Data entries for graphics
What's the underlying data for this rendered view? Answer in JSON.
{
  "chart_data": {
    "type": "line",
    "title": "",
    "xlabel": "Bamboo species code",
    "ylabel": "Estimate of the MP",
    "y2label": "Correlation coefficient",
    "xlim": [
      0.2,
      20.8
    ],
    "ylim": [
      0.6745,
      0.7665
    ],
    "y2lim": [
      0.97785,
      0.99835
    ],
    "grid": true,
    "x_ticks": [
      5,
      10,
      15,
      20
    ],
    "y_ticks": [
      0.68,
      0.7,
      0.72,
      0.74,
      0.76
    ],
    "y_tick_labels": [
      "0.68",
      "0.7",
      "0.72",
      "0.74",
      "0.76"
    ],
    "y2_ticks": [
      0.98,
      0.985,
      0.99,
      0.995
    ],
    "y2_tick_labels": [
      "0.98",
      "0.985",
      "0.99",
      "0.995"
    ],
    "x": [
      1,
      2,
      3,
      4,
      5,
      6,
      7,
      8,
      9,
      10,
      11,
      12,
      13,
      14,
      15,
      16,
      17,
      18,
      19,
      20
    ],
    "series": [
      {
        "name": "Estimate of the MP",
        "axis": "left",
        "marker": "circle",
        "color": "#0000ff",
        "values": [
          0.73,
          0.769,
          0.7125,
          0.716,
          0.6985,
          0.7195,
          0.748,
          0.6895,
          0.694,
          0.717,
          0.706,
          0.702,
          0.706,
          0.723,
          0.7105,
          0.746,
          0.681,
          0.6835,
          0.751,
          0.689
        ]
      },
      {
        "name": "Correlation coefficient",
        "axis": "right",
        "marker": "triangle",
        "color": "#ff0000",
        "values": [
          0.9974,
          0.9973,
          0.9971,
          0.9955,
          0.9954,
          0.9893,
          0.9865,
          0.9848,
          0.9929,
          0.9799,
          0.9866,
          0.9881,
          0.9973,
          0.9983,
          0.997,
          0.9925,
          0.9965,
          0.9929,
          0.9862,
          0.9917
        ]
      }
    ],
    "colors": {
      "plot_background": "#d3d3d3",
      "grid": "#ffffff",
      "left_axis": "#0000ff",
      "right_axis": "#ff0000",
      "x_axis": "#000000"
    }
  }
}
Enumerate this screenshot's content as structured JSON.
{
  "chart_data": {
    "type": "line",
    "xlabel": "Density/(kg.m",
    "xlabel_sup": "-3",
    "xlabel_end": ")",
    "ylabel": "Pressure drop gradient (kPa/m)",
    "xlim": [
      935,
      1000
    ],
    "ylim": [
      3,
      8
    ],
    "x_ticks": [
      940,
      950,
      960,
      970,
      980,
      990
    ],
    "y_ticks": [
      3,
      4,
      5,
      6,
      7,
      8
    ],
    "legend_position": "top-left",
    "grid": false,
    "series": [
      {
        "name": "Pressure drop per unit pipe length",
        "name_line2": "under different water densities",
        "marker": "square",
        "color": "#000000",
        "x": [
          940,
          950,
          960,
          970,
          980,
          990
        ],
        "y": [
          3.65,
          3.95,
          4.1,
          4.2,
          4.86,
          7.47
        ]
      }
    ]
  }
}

Exercise details: Repeat every record, exactly as written.

Answer for this exercise:
What's the underlying data for this rendered view? Answer in JSON.
{
  "chart_data": {
    "type": "line",
    "title": "",
    "xlabel": "Bamboo species code",
    "ylabel": "Estimate of the MP",
    "y2label": "Correlation coefficient",
    "xlim": [
      0.2,
      20.8
    ],
    "ylim": [
      0.6745,
      0.7665
    ],
    "y2lim": [
      0.97785,
      0.99835
    ],
    "grid": true,
    "x_ticks": [
      5,
      10,
      15,
      20
    ],
    "y_ticks": [
      0.68,
      0.7,
      0.72,
      0.74,
      0.76
    ],
    "y_tick_labels": [
      "0.68",
      "0.7",
      "0.72",
      "0.74",
      "0.76"
    ],
    "y2_ticks": [
      0.98,
      0.985,
      0.99,
      0.995
    ],
    "y2_tick_labels": [
      "0.98",
      "0.985",
      "0.99",
      "0.995"
    ],
    "x": [
      1,
      2,
      3,
      4,
      5,
      6,
      7,
      8,
      9,
      10,
      11,
      12,
      13,
      14,
      15,
      16,
      17,
      18,
      19,
      20
    ],
    "series": [
      {
        "name": "Estimate of the MP",
        "axis": "left",
        "marker": "circle",
        "color": "#0000ff",
        "values": [
          0.73,
          0.769,
          0.7125,
          0.716,
          0.6985,
          0.7195,
          0.748,
          0.6895,
          0.694,
          0.717,
          0.706,
          0.702,
          0.706,
          0.723,
          0.7105,
          0.746,
          0.681,
          0.6835,
          0.751,
          0.689
        ]
      },
      {
        "name": "Correlation coefficient",
        "axis": "right",
        "marker": "triangle",
        "color": "#ff0000",
        "values": [
          0.9974,
          0.9973,
          0.9971,
          0.9955,
          0.9954,
          0.9893,
          0.9865,
          0.9848,
          0.9929,
          0.9799,
          0.9866,
          0.9881,
          0.9973,
          0.9983,
          0.997,
          0.9925,
          0.9965,
          0.9929,
          0.9862,
          0.9917
        ]
      }
    ],
    "colors": {
      "plot_background": "#d3d3d3",
      "grid": "#ffffff",
      "left_axis": "#0000ff",
      "right_axis": "#ff0000",
      "x_axis": "#000000"
    }
  }
}
Enumerate this screenshot's content as structured JSON.
{
  "chart_data": {
    "type": "line",
    "xlabel": "Density/(kg.m",
    "xlabel_sup": "-3",
    "xlabel_end": ")",
    "ylabel": "Pressure drop gradient (kPa/m)",
    "xlim": [
      935,
      1000
    ],
    "ylim": [
      3,
      8
    ],
    "x_ticks": [
      940,
      950,
      960,
      970,
      980,
      990
    ],
    "y_ticks": [
      3,
      4,
      5,
      6,
      7,
      8
    ],
    "legend_position": "top-left",
    "grid": false,
    "series": [
      {
        "name": "Pressure drop per unit pipe length",
        "name_line2": "under different water densities",
        "marker": "square",
        "color": "#000000",
        "x": [
          940,
          950,
          960,
          970,
          980,
          990
        ],
        "y": [
          3.65,
          3.95,
          4.1,
          4.2,
          4.86,
          7.47
        ]
      }
    ]
  }
}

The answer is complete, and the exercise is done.